─── Ausgangstext ───
Im Frühjahr 2018 kommt „Die Pink Floyd Ausstellung: Ihre sterblichen Überreste“ ins Dortmunder U, die schon jetzt als großer Wurf gehandelt wird. Kein Wunder, ist es doch eine Übernahme aus dem Londoner Victoria and Albert Museum, das schon 2013 mit David Bowie Rekorde gebrochen hat. Erfolgreich ist 2016 auch „Rock und Pop im Pott“ gewesen, die Sonderausstellung im Ruhr Museum in Essen, ausgezeichnet mit dem German Design Award und durchaus respektablen Besucherzahlen. Sogar die Provinz mischt mit: Am 24. September eröffnet das Museum für westfälische Literatur im Kulturgut Haus Nottbeck in Oelde seine Ausstellung „1968 – Pop, Protest und Provokation“ mit der rhetorischen Frage, wie 68er Protestbewegung und Westfalen überhaupt zusammenpassen, und der Behauptung, selbst dort habe man keineswegs hinter dem Mond gelebt. Woher stammt dieser Drang zur Musealisierung des Pop? Was bleibt von Subkultur und demonstrativem Anderssein, wenn Musik in Glasvitrinen fixiert wird wie ein auf eine Nadel gespießter Schmetterling?
Was Menschen einst als revolutionär und grenzüberschreitend empfanden, wird in der Rückschau geglättet und dem kulturellen Kanon einverleibt. Abgesegnet vom Kulturbetrieb und konsumfreundlich aufbereitet von Ausstellungsmachern, die mal nicht auf schwer verkäufliche wissenschaftliche Kategorisierungen oder öde chronologische Rundgänge setzen müssen, sondern mittels multimedialer Präsentationstechniken endlich Erlebnisqualität à la Cineplex bieten dürfen. Pink Floyd als Religion, Hendrix als Hochkultur, Extrabreit als Kunst: Es könnte einem der Verdacht kommen, solche Reliquienshows seien Ausstellungen von alten Männern über alte Männer für alte Männer. Gut, auch für Frauen, sind diese als Publikum offenkundig immer noch erwünschter als im Götterhimmel der Musikgeschichte selbst – siehe die Björk-Ausstellung im MoMA, die die Kritik in der Luft zerrissen hat. Letztlich stehen Retrospektiven im Verdacht der Heldenverehrung, erst recht wenn es um die unbestrittenen Könige einer Zeit geht, in der eine LP noch ein Gesamtkunstwerk und jahrelanger Begleiter war, in der ein Plattencover das Lebensgefühl einer Generation abbildete, in der Musiker Ikonen des Anti-Establishments waren, in der Musik noch weitaus eindeutiger zur Identität beitrug.
───
● **Aufgabenstellung**
A) Welche Auszeichnung hat die Sonderausstellung „Rock und Pop im Pott“ laut Ausgangstext erhalten?
B) Stimmen diese Aussagen mit dem Ausgangstext überein? (i) Die Pink-Floyd-Ausstellung im Dortmunder U wird aus dem Londoner Victoria and Albert Museum übernommen. (ii) Die Ausstellung in Oelde eröffnet am 24. Oktober. (iii) Die Björk-Ausstellung im MoMA wurde von der Kritik gelobt.
Für die Aufgaben zählt allein der Ausgangstext.
─── Datensatzauszüge ───
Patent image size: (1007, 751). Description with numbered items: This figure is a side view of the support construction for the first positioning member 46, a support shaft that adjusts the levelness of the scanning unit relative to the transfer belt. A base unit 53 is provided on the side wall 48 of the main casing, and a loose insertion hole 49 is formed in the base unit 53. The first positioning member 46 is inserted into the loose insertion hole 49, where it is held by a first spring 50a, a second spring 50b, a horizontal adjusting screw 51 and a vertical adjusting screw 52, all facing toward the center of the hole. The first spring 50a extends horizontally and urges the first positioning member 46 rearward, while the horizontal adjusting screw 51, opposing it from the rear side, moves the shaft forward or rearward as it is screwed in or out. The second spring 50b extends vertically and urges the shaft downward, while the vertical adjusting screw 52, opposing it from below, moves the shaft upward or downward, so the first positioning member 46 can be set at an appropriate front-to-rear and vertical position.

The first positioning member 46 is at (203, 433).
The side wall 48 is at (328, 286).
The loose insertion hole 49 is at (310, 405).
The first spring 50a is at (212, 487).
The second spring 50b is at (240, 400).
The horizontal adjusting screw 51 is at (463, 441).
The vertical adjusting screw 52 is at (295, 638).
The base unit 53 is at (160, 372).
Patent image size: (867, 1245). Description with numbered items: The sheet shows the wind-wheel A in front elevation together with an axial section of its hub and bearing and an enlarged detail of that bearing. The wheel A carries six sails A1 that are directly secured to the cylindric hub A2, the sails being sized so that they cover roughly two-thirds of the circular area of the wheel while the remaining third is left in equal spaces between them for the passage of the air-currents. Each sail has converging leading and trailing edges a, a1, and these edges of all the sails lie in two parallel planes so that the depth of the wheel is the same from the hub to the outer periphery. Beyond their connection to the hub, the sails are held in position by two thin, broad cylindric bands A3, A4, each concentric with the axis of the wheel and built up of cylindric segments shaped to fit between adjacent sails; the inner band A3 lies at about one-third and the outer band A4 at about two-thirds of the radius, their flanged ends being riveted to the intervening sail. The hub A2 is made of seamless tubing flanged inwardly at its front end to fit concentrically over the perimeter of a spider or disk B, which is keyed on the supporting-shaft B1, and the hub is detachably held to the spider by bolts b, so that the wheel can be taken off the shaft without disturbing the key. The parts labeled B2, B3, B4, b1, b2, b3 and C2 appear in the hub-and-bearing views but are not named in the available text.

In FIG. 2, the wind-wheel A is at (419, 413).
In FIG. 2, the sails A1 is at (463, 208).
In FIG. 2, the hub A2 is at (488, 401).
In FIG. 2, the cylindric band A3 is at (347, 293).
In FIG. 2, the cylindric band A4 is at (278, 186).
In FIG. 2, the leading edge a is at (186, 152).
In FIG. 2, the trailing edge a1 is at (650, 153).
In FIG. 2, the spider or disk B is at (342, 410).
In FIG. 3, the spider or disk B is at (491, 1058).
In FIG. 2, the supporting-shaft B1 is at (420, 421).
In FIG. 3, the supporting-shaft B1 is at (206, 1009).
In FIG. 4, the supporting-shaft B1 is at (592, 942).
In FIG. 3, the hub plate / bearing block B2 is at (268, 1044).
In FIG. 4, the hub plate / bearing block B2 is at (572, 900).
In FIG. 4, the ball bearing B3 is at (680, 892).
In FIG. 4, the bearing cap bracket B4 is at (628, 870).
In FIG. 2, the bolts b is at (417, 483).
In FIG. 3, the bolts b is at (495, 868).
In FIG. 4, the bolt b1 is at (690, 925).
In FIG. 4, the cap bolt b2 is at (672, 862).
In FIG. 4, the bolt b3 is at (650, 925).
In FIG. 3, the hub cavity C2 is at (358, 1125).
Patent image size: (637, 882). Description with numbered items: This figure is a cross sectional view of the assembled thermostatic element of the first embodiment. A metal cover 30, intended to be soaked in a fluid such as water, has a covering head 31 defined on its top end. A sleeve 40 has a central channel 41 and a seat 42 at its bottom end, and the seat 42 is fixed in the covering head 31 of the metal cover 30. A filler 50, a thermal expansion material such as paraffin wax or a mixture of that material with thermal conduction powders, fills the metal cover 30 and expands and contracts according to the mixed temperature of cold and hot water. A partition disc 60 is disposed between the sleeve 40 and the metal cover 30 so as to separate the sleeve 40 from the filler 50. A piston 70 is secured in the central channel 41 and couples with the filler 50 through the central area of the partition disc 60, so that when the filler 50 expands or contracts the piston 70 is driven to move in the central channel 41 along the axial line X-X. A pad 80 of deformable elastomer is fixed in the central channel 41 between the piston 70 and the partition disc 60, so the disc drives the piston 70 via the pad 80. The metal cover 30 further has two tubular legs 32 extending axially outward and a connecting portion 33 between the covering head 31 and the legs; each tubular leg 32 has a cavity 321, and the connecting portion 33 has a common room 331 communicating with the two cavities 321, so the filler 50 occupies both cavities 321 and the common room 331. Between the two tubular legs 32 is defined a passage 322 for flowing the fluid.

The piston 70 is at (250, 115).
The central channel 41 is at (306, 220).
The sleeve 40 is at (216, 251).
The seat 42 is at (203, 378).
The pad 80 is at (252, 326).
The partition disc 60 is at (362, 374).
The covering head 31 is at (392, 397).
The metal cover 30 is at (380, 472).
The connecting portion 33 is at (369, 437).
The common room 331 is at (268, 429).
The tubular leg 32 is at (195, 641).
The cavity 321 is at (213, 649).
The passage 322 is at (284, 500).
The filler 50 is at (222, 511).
───
● **Lösungen**
A) Den German Design Award.

B)
(i) Ja: „eine Übernahme aus dem Londoner Victoria and Albert Museum“
(ii) Nein: „Am 24. September eröffnet das Museum für westfälische Literatur“
(iii) Nein: „die die Kritik in der Luft zerrissen hat“